- Request: In the records below, pick out all lines containing the word "clear".
— begin Supplied records —
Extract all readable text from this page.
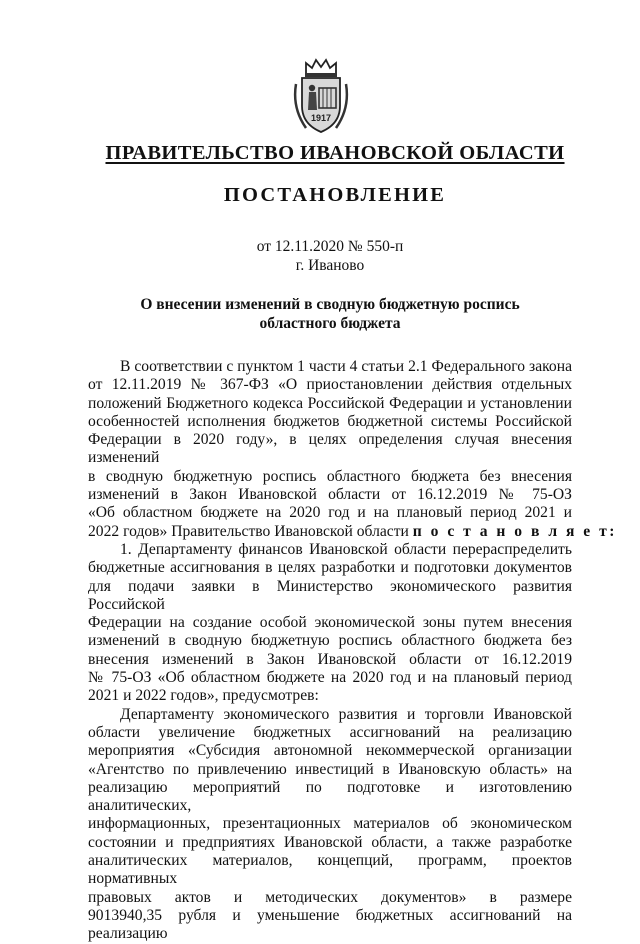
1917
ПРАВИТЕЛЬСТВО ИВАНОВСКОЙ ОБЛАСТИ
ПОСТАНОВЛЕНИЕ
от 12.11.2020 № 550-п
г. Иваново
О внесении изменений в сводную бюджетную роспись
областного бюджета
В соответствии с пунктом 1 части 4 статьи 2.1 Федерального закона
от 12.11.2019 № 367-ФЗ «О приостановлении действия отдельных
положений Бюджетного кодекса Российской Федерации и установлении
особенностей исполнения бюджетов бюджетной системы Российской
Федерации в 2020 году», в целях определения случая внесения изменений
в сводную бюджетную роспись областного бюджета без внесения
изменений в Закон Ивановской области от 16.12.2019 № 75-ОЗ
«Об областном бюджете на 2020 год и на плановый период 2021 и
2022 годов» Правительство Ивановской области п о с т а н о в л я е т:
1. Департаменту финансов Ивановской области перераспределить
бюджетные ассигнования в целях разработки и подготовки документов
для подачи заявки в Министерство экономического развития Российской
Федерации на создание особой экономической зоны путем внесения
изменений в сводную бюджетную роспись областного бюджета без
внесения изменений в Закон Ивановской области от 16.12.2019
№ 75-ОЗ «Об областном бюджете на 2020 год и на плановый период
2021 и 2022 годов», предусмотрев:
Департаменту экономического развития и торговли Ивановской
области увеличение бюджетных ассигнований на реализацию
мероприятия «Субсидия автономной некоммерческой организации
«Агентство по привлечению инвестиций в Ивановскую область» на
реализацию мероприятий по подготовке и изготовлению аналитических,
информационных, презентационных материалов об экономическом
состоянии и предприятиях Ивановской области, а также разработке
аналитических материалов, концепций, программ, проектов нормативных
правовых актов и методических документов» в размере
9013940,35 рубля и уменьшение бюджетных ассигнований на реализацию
— end Supplied records —
— begin Supplied records —
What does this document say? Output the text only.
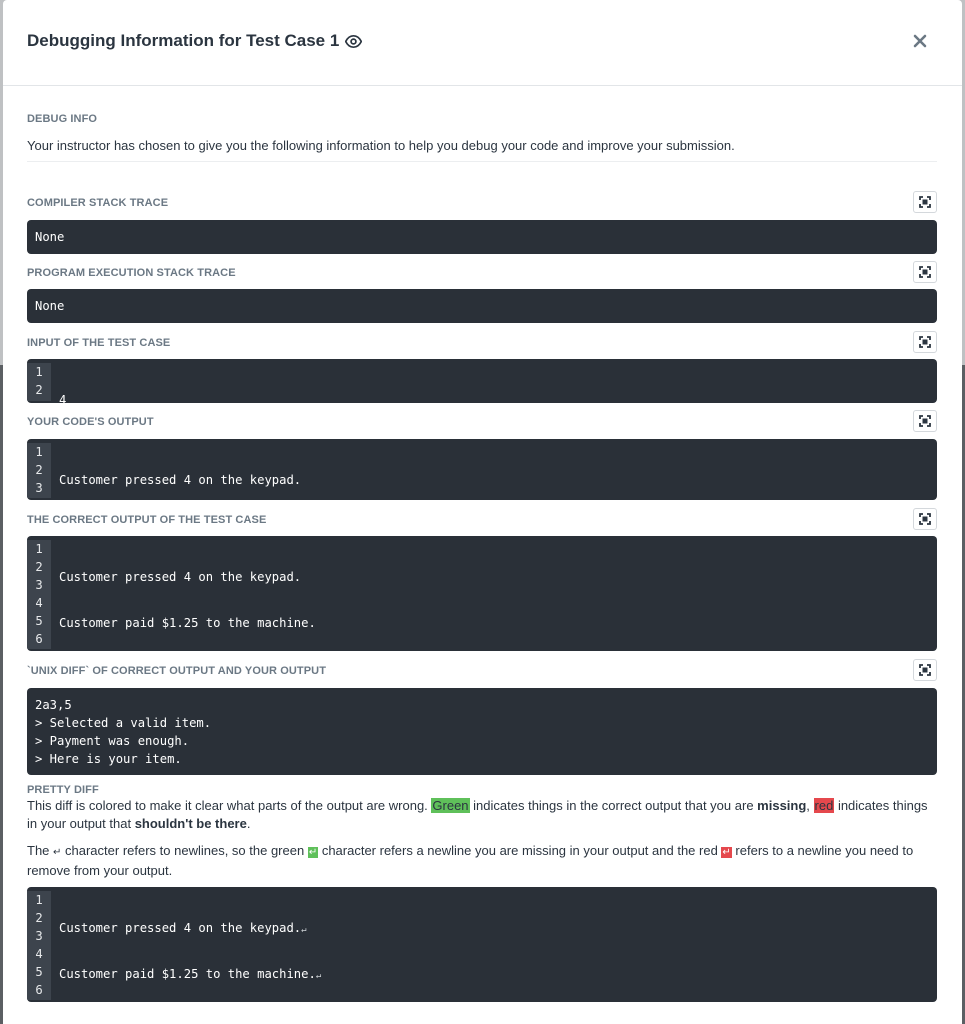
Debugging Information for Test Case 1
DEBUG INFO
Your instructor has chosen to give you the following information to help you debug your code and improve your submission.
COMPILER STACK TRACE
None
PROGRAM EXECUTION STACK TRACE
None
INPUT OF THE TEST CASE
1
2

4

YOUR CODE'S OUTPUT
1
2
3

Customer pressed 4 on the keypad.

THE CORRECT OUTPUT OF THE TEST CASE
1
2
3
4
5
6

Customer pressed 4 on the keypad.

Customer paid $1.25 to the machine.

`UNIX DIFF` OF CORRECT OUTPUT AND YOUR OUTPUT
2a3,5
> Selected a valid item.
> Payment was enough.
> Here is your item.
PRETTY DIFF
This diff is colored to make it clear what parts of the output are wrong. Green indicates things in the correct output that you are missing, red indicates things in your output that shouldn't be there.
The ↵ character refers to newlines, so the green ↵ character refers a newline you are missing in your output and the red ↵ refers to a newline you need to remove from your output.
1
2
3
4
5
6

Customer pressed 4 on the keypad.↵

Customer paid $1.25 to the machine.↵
— end Supplied records —
— begin Supplied records —
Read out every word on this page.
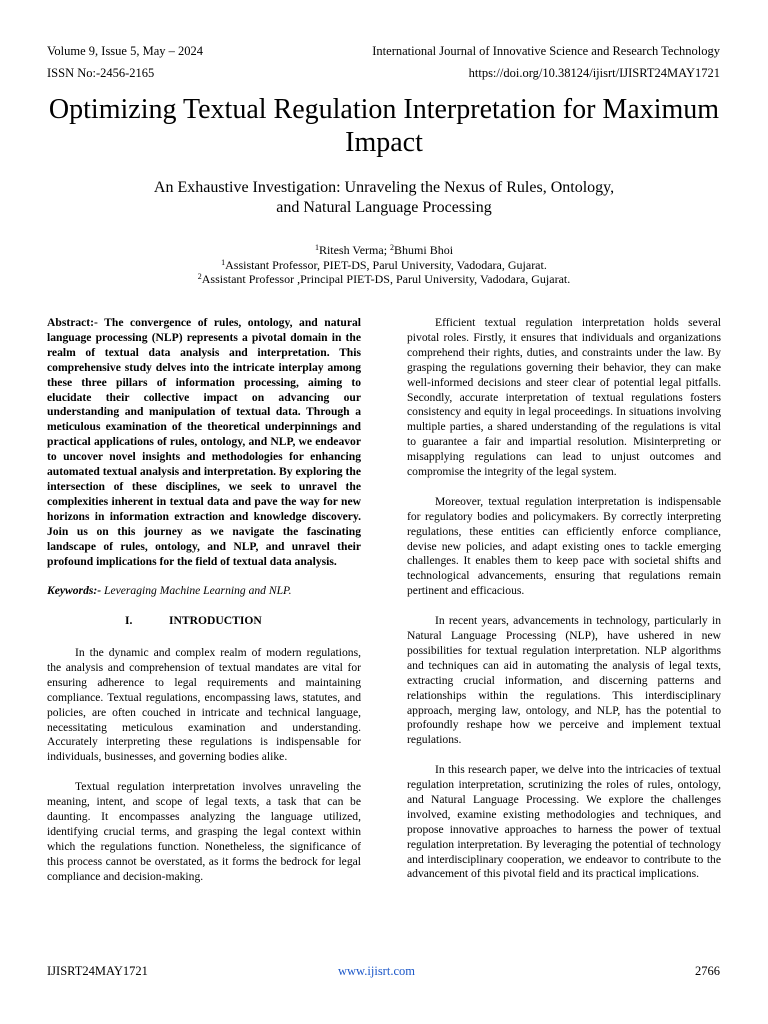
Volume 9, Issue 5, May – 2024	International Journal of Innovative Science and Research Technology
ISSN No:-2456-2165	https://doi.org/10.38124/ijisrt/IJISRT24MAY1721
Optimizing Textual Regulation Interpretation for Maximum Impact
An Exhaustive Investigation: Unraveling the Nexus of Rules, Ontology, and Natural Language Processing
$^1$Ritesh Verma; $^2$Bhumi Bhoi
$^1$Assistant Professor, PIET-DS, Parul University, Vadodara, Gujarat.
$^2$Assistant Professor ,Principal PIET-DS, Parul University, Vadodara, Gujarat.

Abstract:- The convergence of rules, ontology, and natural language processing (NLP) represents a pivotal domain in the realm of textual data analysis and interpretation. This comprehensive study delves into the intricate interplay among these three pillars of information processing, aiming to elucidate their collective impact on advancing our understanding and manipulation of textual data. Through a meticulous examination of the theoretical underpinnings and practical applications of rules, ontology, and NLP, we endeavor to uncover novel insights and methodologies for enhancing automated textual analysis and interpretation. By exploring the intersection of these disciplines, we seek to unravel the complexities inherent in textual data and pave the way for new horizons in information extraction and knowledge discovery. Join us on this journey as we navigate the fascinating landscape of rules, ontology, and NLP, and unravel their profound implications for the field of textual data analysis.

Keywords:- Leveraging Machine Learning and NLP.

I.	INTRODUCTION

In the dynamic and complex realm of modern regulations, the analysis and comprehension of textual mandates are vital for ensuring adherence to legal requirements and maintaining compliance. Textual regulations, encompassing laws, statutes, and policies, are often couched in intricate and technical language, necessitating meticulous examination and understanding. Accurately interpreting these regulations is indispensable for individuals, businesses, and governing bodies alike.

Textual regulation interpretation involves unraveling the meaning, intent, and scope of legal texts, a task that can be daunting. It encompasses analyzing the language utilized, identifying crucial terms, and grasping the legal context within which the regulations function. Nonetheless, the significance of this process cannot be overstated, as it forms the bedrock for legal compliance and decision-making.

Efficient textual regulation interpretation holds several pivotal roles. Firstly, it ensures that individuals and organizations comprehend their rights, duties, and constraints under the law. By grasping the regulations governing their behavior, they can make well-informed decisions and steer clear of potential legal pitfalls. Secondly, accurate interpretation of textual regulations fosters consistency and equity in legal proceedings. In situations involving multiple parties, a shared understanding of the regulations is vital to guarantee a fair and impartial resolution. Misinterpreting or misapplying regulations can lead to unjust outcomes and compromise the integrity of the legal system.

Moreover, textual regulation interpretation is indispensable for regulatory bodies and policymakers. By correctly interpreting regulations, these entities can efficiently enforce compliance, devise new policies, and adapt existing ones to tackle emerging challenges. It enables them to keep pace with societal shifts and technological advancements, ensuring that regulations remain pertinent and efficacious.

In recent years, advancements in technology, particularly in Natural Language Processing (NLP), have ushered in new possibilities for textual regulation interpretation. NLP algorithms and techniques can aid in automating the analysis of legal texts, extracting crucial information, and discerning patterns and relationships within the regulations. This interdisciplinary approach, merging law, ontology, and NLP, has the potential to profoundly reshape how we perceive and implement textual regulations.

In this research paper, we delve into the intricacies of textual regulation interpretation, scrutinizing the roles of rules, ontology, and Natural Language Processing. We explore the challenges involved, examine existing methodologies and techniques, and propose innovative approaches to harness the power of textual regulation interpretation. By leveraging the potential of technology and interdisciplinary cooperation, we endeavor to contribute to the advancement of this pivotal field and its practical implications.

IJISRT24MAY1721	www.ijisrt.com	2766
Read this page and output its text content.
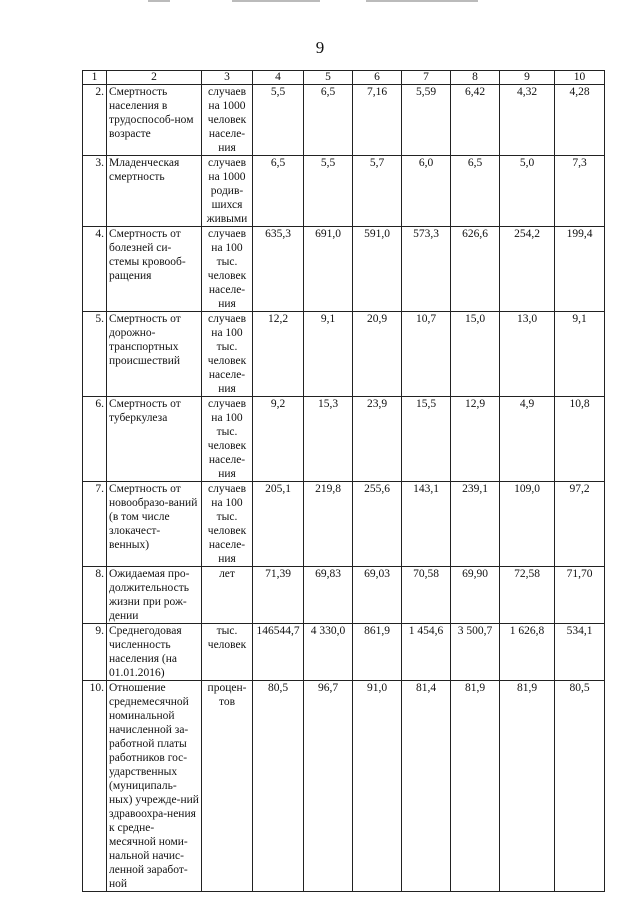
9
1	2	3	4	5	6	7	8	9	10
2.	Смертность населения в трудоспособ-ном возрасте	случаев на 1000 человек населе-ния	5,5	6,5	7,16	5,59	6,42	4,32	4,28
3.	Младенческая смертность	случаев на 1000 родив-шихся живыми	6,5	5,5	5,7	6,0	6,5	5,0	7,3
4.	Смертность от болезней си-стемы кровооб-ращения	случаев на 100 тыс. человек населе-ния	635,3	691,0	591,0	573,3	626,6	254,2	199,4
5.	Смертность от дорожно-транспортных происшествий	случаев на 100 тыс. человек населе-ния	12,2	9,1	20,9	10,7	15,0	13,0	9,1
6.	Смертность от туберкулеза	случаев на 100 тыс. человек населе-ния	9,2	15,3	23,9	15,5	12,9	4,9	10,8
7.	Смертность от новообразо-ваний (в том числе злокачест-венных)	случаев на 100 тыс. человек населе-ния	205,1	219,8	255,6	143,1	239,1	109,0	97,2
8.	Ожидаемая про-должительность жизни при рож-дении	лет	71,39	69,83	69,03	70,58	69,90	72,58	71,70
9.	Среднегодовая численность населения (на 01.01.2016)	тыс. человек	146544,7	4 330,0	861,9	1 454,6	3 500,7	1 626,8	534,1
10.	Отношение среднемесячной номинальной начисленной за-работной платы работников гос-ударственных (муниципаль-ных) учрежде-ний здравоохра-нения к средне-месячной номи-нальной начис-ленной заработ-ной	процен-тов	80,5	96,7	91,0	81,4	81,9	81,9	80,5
— end Supplied records —
- Reply:
This diff is colored to make it clear what parts of the output are wrong. Green indicates things in the correct output that you are missing, red indicates things in your output that shouldn't be there.
Efficient textual regulation interpretation holds several pivotal roles. Firstly, it ensures that individuals and organizations comprehend their rights, duties, and constraints under the law. By grasping the regulations governing their behavior, they can make well-informed decisions and steer clear of potential legal pitfalls. Secondly, accurate interpretation of textual regulations fosters consistency and equity in legal proceedings. In situations involving multiple parties, a shared understanding of the regulations is vital to guarantee a fair and impartial resolution. Misinterpreting or misapplying regulations can lead to unjust outcomes and compromise the integrity of the legal system.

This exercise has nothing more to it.